SHORT TASK:
Return each line of the material verbatim.

......

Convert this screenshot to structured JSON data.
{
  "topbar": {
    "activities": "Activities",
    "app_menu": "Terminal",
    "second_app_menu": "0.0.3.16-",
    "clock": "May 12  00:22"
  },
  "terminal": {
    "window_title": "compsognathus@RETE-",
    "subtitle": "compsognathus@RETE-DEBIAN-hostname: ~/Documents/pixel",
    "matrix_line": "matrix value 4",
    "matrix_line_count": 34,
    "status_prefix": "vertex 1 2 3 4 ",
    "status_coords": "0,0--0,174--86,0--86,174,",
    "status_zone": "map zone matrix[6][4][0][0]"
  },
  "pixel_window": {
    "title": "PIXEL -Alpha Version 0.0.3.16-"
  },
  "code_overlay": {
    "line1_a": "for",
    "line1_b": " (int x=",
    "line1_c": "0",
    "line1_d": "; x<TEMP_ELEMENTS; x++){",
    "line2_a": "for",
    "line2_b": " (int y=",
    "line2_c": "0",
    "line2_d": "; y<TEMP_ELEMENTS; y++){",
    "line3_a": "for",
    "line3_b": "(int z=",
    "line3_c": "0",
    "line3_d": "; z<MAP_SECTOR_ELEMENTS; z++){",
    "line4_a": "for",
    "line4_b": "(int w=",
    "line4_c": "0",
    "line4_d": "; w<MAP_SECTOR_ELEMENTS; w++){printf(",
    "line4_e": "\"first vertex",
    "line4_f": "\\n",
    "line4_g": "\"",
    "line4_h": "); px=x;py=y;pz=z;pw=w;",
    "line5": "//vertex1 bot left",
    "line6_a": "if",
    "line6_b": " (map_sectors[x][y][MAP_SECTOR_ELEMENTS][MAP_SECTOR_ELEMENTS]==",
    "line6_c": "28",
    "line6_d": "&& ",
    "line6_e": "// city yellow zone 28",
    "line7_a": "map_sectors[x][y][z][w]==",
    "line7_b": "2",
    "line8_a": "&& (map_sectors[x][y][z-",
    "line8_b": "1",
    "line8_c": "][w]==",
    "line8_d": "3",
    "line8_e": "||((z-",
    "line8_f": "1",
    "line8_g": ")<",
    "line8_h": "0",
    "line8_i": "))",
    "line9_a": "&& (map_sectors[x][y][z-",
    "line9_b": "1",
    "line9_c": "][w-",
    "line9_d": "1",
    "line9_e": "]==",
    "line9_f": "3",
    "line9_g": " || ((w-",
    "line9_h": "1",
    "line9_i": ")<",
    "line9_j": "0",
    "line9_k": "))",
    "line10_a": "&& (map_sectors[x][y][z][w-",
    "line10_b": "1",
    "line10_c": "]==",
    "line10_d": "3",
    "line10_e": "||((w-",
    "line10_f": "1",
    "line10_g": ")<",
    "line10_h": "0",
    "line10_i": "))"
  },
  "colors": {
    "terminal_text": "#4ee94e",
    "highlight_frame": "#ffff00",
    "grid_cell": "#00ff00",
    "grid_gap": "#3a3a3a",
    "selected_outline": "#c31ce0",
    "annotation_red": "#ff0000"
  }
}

......

FULL RESPONSE:
Convert this screenshot to structured JSON data.
{
  "topbar": {
    "activities": "Activities",
    "app_menu": "Terminal",
    "second_app_menu": "0.0.3.16-",
    "clock": "May 12  00:22"
  },
  "terminal": {
    "window_title": "compsognathus@RETE-",
    "subtitle": "compsognathus@RETE-DEBIAN-hostname: ~/Documents/pixel",
    "matrix_line": "matrix value 4",
    "matrix_line_count": 34,
    "status_prefix": "vertex 1 2 3 4 ",
    "status_coords": "0,0--0,174--86,0--86,174,",
    "status_zone": "map zone matrix[6][4][0][0]"
  },
  "pixel_window": {
    "title": "PIXEL -Alpha Version 0.0.3.16-"
  },
  "code_overlay": {
    "line1_a": "for",
    "line1_b": " (int x=",
    "line1_c": "0",
    "line1_d": "; x<TEMP_ELEMENTS; x++){",
    "line2_a": "for",
    "line2_b": " (int y=",
    "line2_c": "0",
    "line2_d": "; y<TEMP_ELEMENTS; y++){",
    "line3_a": "for",
    "line3_b": "(int z=",
    "line3_c": "0",
    "line3_d": "; z<MAP_SECTOR_ELEMENTS; z++){",
    "line4_a": "for",
    "line4_b": "(int w=",
    "line4_c": "0",
    "line4_d": "; w<MAP_SECTOR_ELEMENTS; w++){printf(",
    "line4_e": "\"first vertex",
    "line4_f": "\\n",
    "line4_g": "\"",
    "line4_h": "); px=x;py=y;pz=z;pw=w;",
    "line5": "//vertex1 bot left",
    "line6_a": "if",
    "line6_b": " (map_sectors[x][y][MAP_SECTOR_ELEMENTS][MAP_SECTOR_ELEMENTS]==",
    "line6_c": "28",
    "line6_d": "&& ",
    "line6_e": "// city yellow zone 28",
    "line7_a": "map_sectors[x][y][z][w]==",
    "line7_b": "2",
    "line8_a": "&& (map_sectors[x][y][z-",
    "line8_b": "1",
    "line8_c": "][w]==",
    "line8_d": "3",
    "line8_e": "||((z-",
    "line8_f": "1",
    "line8_g": ")<",
    "line8_h": "0",
    "line8_i": "))",
    "line9_a": "&& (map_sectors[x][y][z-",
    "line9_b": "1",
    "line9_c": "][w-",
    "line9_d": "1",
    "line9_e": "]==",
    "line9_f": "3",
    "line9_g": " || ((w-",
    "line9_h": "1",
    "line9_i": ")<",
    "line9_j": "0",
    "line9_k": "))",
    "line10_a": "&& (map_sectors[x][y][z][w-",
    "line10_b": "1",
    "line10_c": "]==",
    "line10_d": "3",
    "line10_e": "||((w-",
    "line10_f": "1",
    "line10_g": ")<",
    "line10_h": "0",
    "line10_i": "))"
  },
  "colors": {
    "terminal_text": "#4ee94e",
    "highlight_frame": "#ffff00",
    "grid_cell": "#00ff00",
    "grid_gap": "#3a3a3a",
    "selected_outline": "#c31ce0",
    "annotation_red": "#ff0000"
  }
}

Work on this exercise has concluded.